[What is required] Give only the number of lines in the listing below where the string "JSON" occurs.

Items from a figure collection:
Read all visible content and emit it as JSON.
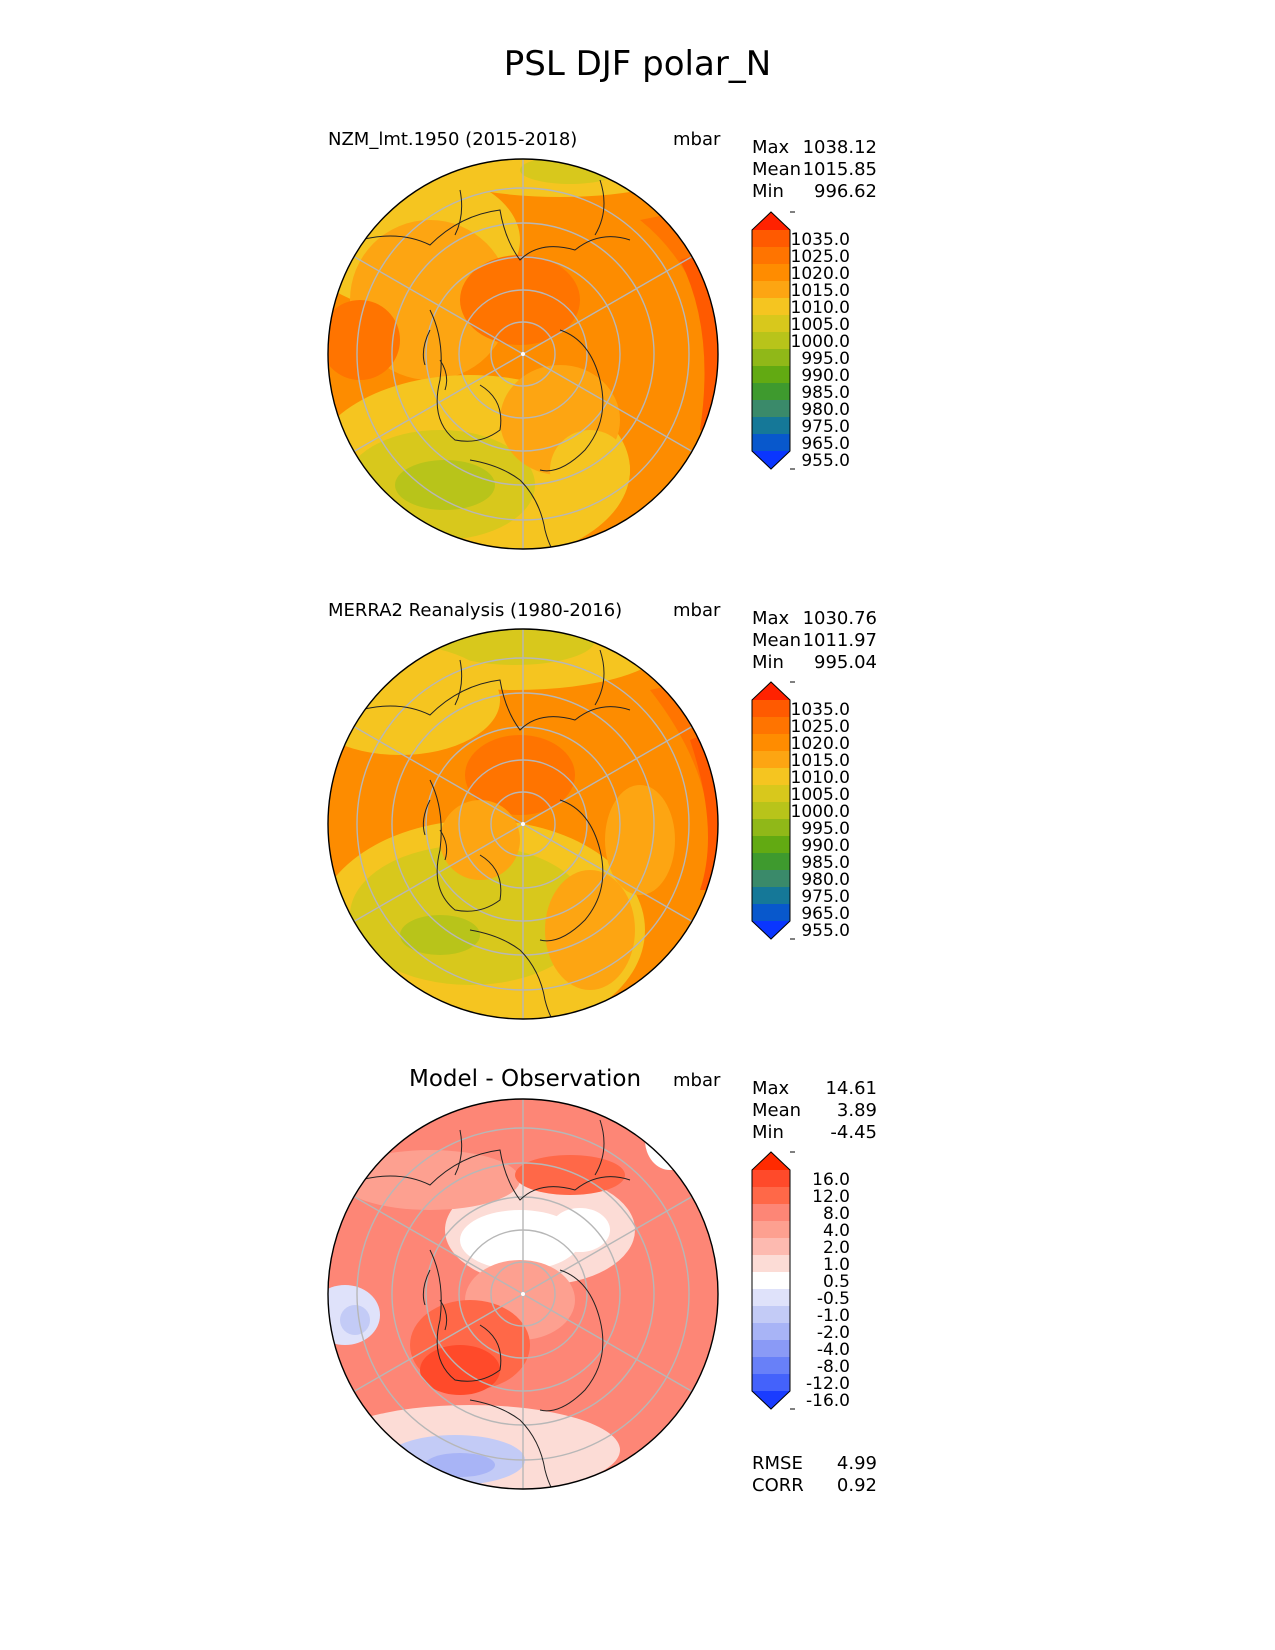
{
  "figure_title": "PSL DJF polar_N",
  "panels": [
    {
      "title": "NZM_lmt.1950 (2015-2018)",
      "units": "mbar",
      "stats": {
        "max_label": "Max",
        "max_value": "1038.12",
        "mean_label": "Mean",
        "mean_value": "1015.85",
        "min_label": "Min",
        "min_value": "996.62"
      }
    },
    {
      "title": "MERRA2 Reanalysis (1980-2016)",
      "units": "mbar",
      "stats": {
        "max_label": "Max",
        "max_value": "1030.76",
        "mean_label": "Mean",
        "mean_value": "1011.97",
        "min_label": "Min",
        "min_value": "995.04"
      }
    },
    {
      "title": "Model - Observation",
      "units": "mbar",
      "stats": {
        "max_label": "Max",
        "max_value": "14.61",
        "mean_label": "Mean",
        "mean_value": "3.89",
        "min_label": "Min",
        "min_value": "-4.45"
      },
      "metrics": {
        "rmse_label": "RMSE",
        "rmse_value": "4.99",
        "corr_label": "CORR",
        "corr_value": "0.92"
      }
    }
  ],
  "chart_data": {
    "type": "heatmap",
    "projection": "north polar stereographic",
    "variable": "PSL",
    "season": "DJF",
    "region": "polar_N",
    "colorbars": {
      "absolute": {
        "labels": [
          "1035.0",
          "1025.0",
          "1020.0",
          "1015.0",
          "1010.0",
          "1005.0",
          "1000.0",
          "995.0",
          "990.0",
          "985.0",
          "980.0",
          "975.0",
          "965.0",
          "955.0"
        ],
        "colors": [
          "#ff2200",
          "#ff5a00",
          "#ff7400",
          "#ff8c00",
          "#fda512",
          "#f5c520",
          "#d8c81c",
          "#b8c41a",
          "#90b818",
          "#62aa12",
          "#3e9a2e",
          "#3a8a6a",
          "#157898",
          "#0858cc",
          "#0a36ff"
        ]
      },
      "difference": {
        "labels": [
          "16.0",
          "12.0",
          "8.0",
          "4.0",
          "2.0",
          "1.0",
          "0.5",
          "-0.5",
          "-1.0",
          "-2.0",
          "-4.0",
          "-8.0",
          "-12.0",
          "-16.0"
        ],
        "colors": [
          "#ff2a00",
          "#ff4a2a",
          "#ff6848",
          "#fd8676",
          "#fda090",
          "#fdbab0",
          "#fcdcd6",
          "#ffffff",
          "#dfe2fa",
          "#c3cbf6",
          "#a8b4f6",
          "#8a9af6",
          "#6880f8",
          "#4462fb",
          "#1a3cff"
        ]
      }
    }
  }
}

---

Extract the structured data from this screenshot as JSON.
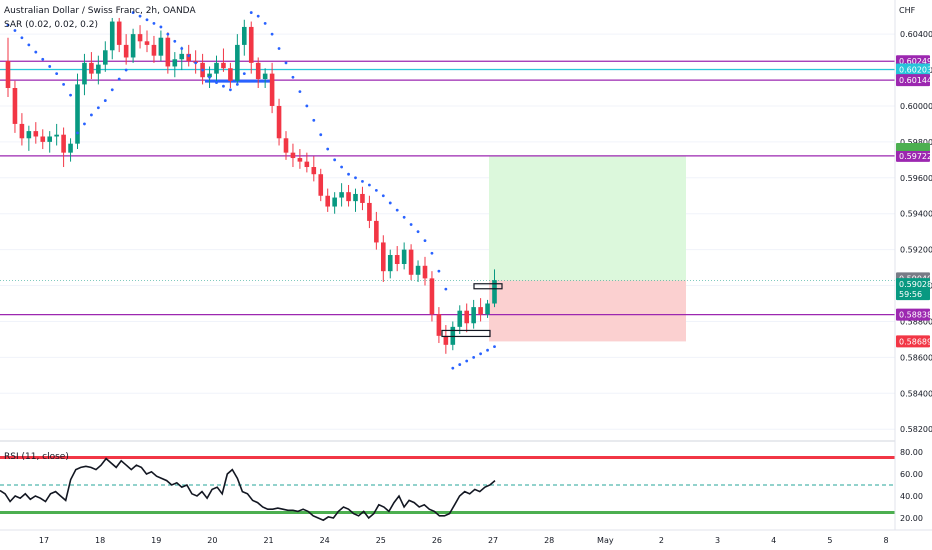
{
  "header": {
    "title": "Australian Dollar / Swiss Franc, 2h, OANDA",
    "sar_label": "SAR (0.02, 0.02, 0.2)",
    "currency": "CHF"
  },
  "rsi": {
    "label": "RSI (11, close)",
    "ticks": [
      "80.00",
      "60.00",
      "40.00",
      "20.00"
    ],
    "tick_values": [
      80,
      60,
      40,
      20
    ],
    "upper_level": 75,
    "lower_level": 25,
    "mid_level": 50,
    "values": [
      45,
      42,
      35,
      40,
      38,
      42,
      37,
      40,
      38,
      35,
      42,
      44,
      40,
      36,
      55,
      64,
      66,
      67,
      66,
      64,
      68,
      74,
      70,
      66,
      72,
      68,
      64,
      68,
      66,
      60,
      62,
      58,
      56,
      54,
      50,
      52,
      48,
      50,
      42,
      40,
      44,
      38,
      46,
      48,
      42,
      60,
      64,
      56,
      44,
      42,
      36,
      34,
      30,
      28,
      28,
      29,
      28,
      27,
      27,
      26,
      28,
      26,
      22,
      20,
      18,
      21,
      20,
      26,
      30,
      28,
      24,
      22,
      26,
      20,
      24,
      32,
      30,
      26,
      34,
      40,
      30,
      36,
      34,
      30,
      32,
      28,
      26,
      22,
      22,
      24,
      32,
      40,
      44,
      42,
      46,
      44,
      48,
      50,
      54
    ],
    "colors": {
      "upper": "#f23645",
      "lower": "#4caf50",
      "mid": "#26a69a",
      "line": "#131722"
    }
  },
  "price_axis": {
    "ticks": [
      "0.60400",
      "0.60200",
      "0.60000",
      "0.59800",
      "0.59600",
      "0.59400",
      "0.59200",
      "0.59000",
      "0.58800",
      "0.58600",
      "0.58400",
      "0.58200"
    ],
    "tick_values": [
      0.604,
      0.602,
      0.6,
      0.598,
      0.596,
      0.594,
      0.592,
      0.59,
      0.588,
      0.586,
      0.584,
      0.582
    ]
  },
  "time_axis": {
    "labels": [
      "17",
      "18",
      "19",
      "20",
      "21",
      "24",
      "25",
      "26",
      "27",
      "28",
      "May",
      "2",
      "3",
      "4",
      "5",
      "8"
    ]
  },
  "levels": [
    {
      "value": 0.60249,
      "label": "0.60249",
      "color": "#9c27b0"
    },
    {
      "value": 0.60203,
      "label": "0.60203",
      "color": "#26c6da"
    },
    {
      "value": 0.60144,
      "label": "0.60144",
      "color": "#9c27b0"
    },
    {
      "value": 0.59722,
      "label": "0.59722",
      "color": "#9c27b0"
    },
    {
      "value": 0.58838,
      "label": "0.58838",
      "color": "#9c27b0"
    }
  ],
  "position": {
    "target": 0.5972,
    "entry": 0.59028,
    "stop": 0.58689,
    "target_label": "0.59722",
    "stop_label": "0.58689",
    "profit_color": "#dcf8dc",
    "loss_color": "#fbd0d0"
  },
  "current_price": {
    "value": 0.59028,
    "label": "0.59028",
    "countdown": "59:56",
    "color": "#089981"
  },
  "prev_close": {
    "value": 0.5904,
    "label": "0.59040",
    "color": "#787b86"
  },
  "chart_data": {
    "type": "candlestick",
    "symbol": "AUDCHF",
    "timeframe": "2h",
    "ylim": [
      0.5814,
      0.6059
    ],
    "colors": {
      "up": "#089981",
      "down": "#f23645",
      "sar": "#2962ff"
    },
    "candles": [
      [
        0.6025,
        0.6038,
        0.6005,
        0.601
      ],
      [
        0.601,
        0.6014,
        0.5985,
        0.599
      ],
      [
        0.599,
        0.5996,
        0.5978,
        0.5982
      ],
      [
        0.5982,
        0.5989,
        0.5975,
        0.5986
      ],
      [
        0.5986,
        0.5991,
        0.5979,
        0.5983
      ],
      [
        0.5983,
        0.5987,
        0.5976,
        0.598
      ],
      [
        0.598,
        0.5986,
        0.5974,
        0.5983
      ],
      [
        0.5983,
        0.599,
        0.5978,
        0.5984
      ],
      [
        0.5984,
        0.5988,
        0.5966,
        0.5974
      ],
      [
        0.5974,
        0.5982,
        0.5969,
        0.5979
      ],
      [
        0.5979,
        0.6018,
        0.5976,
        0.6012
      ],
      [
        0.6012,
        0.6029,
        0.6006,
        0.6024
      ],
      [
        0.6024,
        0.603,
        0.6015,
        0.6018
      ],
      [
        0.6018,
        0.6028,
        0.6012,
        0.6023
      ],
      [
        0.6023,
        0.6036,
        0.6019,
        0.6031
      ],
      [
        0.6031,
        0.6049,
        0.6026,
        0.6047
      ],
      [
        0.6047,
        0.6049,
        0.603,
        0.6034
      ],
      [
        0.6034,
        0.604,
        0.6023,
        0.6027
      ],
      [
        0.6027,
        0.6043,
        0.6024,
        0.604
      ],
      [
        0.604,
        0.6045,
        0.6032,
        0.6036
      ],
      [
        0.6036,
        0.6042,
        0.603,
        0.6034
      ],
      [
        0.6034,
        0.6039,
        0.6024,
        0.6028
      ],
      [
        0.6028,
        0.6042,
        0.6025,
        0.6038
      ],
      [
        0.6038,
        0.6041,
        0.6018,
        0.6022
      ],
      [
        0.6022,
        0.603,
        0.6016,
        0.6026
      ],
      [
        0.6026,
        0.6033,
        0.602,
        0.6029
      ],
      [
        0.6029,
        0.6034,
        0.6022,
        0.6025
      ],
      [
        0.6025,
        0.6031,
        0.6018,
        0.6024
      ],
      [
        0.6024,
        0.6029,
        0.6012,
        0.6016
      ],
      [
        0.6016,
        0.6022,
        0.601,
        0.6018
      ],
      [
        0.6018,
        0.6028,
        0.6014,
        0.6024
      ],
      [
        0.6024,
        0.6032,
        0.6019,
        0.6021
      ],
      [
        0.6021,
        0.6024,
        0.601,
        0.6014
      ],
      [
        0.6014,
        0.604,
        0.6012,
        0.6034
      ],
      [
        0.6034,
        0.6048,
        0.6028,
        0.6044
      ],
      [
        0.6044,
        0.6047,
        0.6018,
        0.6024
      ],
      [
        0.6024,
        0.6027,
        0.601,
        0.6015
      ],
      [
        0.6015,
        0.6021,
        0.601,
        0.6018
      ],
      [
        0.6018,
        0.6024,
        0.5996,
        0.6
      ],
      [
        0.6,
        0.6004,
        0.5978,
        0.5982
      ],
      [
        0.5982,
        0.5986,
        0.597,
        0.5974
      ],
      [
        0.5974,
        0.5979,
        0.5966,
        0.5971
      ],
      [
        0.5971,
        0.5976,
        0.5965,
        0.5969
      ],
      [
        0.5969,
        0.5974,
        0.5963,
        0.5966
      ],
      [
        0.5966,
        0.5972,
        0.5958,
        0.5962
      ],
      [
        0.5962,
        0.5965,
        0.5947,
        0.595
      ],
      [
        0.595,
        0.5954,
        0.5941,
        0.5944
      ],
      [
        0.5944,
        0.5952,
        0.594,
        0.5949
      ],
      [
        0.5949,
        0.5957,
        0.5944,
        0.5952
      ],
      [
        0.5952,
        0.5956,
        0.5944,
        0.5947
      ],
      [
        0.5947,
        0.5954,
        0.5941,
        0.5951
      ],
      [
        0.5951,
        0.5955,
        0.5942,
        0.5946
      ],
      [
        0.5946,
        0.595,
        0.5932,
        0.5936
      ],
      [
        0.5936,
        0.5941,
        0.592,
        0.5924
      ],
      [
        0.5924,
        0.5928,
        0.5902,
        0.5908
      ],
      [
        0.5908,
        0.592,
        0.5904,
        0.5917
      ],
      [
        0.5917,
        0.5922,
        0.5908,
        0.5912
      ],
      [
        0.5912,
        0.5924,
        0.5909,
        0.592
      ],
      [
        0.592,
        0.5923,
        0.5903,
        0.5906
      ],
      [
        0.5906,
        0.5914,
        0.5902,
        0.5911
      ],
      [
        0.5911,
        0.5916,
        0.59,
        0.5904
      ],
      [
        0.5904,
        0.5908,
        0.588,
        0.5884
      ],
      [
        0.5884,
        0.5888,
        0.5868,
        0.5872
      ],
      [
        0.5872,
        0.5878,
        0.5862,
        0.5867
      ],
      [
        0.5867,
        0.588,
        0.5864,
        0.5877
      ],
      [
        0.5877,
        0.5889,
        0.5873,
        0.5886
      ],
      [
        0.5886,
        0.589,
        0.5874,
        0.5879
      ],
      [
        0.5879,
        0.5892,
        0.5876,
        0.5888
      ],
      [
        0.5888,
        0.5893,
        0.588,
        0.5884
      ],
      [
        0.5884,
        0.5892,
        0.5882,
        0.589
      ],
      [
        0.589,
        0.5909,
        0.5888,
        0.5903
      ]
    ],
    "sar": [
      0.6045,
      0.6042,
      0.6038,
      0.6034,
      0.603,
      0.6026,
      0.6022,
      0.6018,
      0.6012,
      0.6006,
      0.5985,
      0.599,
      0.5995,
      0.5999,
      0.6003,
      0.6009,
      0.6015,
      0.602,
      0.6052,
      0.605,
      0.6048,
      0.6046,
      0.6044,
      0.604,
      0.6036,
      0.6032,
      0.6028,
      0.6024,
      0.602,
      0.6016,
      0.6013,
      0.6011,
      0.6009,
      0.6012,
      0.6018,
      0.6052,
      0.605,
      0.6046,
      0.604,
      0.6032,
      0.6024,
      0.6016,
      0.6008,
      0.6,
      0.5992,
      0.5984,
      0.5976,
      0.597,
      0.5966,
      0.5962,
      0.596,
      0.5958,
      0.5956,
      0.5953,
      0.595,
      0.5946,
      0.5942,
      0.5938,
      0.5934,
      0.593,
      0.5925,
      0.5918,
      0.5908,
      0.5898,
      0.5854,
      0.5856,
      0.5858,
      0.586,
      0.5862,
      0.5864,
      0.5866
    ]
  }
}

--

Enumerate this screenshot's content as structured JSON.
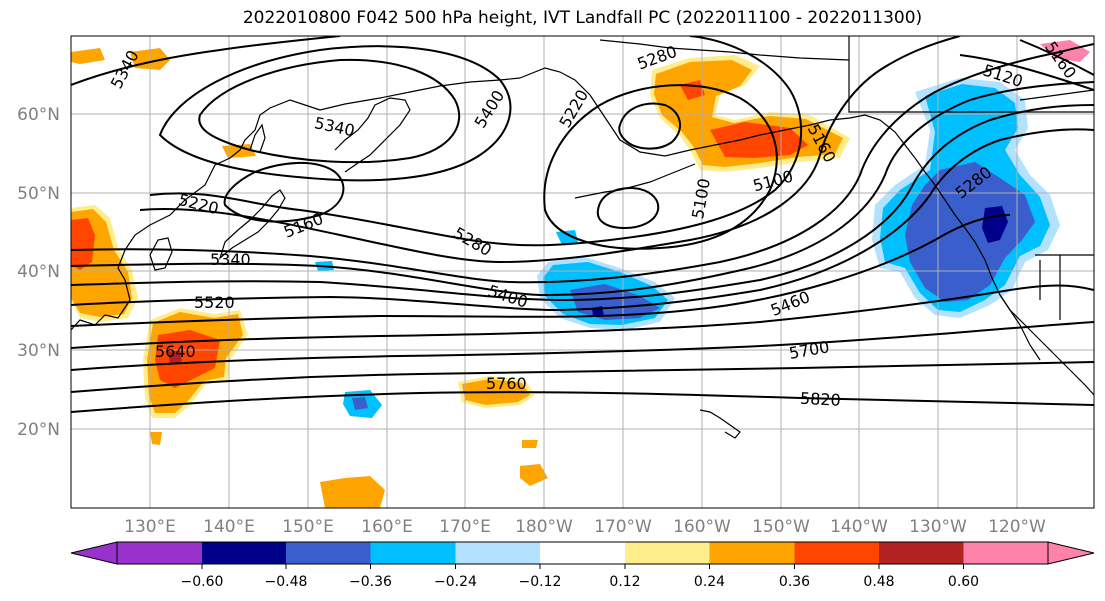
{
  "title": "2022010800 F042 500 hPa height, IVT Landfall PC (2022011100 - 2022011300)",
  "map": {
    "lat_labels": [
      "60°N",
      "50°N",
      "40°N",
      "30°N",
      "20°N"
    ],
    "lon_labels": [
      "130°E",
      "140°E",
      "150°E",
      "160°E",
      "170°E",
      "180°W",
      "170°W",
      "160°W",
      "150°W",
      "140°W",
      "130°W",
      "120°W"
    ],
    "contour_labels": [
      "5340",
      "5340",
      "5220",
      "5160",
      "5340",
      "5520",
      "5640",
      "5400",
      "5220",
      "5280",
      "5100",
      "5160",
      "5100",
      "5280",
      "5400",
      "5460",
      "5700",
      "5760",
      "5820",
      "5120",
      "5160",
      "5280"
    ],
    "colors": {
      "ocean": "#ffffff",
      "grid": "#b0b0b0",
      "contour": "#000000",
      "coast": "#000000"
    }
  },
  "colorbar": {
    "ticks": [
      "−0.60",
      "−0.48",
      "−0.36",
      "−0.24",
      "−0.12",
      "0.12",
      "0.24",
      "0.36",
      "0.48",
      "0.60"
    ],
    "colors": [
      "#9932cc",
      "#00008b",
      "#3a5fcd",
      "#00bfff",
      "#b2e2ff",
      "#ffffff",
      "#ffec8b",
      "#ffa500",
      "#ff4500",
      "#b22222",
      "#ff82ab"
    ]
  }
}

[Response to the task] 3